### Your task
Write out the listing beneath this instruction in its entirety, exactly as it reads.

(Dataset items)
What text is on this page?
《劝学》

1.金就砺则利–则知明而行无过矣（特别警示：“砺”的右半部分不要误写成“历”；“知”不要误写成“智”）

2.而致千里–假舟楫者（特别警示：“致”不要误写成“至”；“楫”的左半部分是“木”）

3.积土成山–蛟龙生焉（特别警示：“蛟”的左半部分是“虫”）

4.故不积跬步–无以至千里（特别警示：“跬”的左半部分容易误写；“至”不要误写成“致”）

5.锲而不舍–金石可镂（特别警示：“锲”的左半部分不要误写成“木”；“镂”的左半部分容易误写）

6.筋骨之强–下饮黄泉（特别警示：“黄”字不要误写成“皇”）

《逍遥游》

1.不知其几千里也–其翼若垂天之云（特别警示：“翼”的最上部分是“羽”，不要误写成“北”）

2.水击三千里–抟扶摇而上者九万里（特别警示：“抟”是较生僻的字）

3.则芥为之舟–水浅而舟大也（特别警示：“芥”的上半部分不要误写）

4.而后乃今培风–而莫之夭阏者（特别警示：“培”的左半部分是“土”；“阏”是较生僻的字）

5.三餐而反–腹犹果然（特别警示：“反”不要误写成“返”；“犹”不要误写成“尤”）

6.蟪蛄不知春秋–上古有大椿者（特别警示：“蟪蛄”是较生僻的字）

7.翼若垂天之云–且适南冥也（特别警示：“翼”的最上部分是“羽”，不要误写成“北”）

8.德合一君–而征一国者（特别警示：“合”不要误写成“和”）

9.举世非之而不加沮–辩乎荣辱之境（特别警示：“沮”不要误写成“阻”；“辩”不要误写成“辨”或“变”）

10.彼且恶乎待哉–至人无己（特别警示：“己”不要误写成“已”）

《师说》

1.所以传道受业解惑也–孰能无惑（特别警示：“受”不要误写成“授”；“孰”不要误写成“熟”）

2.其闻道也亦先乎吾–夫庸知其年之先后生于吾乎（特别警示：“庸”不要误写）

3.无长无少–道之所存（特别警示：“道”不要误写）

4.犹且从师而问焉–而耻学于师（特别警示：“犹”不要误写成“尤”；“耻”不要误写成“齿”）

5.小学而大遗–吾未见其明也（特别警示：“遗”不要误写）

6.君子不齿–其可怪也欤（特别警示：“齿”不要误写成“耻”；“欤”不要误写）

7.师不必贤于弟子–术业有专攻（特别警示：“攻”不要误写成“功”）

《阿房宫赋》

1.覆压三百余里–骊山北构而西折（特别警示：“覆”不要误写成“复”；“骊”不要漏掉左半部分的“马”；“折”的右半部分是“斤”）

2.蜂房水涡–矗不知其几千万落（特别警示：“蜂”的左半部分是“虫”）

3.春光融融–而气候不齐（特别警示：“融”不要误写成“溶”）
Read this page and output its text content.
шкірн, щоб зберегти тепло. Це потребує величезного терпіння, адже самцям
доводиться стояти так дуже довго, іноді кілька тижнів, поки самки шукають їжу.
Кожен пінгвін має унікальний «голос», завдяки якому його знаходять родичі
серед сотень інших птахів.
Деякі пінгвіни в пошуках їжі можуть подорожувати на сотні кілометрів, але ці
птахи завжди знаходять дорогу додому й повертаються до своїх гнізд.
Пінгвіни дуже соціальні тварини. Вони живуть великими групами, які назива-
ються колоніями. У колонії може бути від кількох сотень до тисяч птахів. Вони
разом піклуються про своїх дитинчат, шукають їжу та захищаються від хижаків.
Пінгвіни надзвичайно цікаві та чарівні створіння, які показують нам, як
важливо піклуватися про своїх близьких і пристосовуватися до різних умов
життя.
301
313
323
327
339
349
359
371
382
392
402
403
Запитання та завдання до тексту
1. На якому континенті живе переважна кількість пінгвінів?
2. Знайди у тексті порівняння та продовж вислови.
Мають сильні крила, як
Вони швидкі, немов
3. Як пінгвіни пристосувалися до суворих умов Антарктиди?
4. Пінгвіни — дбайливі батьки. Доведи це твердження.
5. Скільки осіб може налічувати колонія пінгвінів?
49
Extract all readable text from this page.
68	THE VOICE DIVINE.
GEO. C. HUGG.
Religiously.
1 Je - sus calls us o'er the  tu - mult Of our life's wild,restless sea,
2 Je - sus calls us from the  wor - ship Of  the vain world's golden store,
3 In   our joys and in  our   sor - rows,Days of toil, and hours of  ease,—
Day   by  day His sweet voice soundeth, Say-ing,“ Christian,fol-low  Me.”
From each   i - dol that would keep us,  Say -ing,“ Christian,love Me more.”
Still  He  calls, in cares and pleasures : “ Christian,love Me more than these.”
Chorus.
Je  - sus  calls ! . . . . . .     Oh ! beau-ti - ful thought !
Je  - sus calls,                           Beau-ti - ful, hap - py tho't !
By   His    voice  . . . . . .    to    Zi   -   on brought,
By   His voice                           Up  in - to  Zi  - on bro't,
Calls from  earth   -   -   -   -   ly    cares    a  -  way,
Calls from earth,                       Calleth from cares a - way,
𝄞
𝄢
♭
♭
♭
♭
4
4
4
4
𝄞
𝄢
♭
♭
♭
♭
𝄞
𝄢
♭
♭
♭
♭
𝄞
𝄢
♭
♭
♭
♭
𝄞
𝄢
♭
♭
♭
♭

### Written response
What text is on this page?
《劝学》

1.金就砺则利–则知明而行无过矣（特别警示：“砺”的右半部分不要误写成“历”；“知”不要误写成“智”）

2.而致千里–假舟楫者（特别警示：“致”不要误写成“至”；“楫”的左半部分是“木”）

3.积土成山–蛟龙生焉（特别警示：“蛟”的左半部分是“虫”）

4.故不积跬步–无以至千里（特别警示：“跬”的左半部分容易误写；“至”不要误写成“致”）

5.锲而不舍–金石可镂（特别警示：“锲”的左半部分不要误写成“木”；“镂”的左半部分容易误写）

6.筋骨之强–下饮黄泉（特别警示：“黄”字不要误写成“皇”）

《逍遥游》

1.不知其几千里也–其翼若垂天之云（特别警示：“翼”的最上部分是“羽”，不要误写成“北”）

2.水击三千里–抟扶摇而上者九万里（特别警示：“抟”是较生僻的字）

3.则芥为之舟–水浅而舟大也（特别警示：“芥”的上半部分不要误写）

4.而后乃今培风–而莫之夭阏者（特别警示：“培”的左半部分是“土”；“阏”是较生僻的字）

5.三餐而反–腹犹果然（特别警示：“反”不要误写成“返”；“犹”不要误写成“尤”）

6.蟪蛄不知春秋–上古有大椿者（特别警示：“蟪蛄”是较生僻的字）

7.翼若垂天之云–且适南冥也（特别警示：“翼”的最上部分是“羽”，不要误写成“北”）

8.德合一君–而征一国者（特别警示：“合”不要误写成“和”）

9.举世非之而不加沮–辩乎荣辱之境（特别警示：“沮”不要误写成“阻”；“辩”不要误写成“辨”或“变”）

10.彼且恶乎待哉–至人无己（特别警示：“己”不要误写成“已”）

《师说》

1.所以传道受业解惑也–孰能无惑（特别警示：“受”不要误写成“授”；“孰”不要误写成“熟”）

2.其闻道也亦先乎吾–夫庸知其年之先后生于吾乎（特别警示：“庸”不要误写）

3.无长无少–道之所存（特别警示：“道”不要误写）

4.犹且从师而问焉–而耻学于师（特别警示：“犹”不要误写成“尤”；“耻”不要误写成“齿”）

5.小学而大遗–吾未见其明也（特别警示：“遗”不要误写）

6.君子不齿–其可怪也欤（特别警示：“齿”不要误写成“耻”；“欤”不要误写）

7.师不必贤于弟子–术业有专攻（特别警示：“攻”不要误写成“功”）

《阿房宫赋》

1.覆压三百余里–骊山北构而西折（特别警示：“覆”不要误写成“复”；“骊”不要漏掉左半部分的“马”；“折”的右半部分是“斤”）

2.蜂房水涡–矗不知其几千万落（特别警示：“蜂”的左半部分是“虫”）

3.春光融融–而气候不齐（特别警示：“融”不要误写成“溶”）
Read this page and output its text content.
шкірн, щоб зберегти тепло. Це потребує величезного терпіння, адже самцям
доводиться стояти так дуже довго, іноді кілька тижнів, поки самки шукають їжу.
Кожен пінгвін має унікальний «голос», завдяки якому його знаходять родичі
серед сотень інших птахів.
Деякі пінгвіни в пошуках їжі можуть подорожувати на сотні кілометрів, але ці
птахи завжди знаходять дорогу додому й повертаються до своїх гнізд.
Пінгвіни дуже соціальні тварини. Вони живуть великими групами, які назива-
ються колоніями. У колонії може бути від кількох сотень до тисяч птахів. Вони
разом піклуються про своїх дитинчат, шукають їжу та захищаються від хижаків.
Пінгвіни надзвичайно цікаві та чарівні створіння, які показують нам, як
важливо піклуватися про своїх близьких і пристосовуватися до різних умов
життя.
301
313
323
327
339
349
359
371
382
392
402
403
Запитання та завдання до тексту
1. На якому континенті живе переважна кількість пінгвінів?
2. Знайди у тексті порівняння та продовж вислови.
Мають сильні крила, як
Вони швидкі, немов
3. Як пінгвіни пристосувалися до суворих умов Антарктиди?
4. Пінгвіни — дбайливі батьки. Доведи це твердження.
5. Скільки осіб може налічувати колонія пінгвінів?
49
Extract all readable text from this page.
68	THE VOICE DIVINE.
GEO. C. HUGG.
Religiously.
1 Je - sus calls us o'er the  tu - mult Of our life's wild,restless sea,
2 Je - sus calls us from the  wor - ship Of  the vain world's golden store,
3 In   our joys and in  our   sor - rows,Days of toil, and hours of  ease,—
Day   by  day His sweet voice soundeth, Say-ing,“ Christian,fol-low  Me.”
From each   i - dol that would keep us,  Say -ing,“ Christian,love Me more.”
Still  He  calls, in cares and pleasures : “ Christian,love Me more than these.”
Chorus.
Je  - sus  calls ! . . . . . .     Oh ! beau-ti - ful thought !
Je  - sus calls,                           Beau-ti - ful, hap - py tho't !
By   His    voice  . . . . . .    to    Zi   -   on brought,
By   His voice                           Up  in - to  Zi  - on bro't,
Calls from  earth   -   -   -   -   ly    cares    a  -  way,
Calls from earth,                       Calleth from cares a - way,
𝄞
𝄢
♭
♭
♭
♭
4
4
4
4
𝄞
𝄢
♭
♭
♭
♭
𝄞
𝄢
♭
♭
♭
♭
𝄞
𝄢
♭
♭
♭
♭
𝄞
𝄢
♭
♭
♭
♭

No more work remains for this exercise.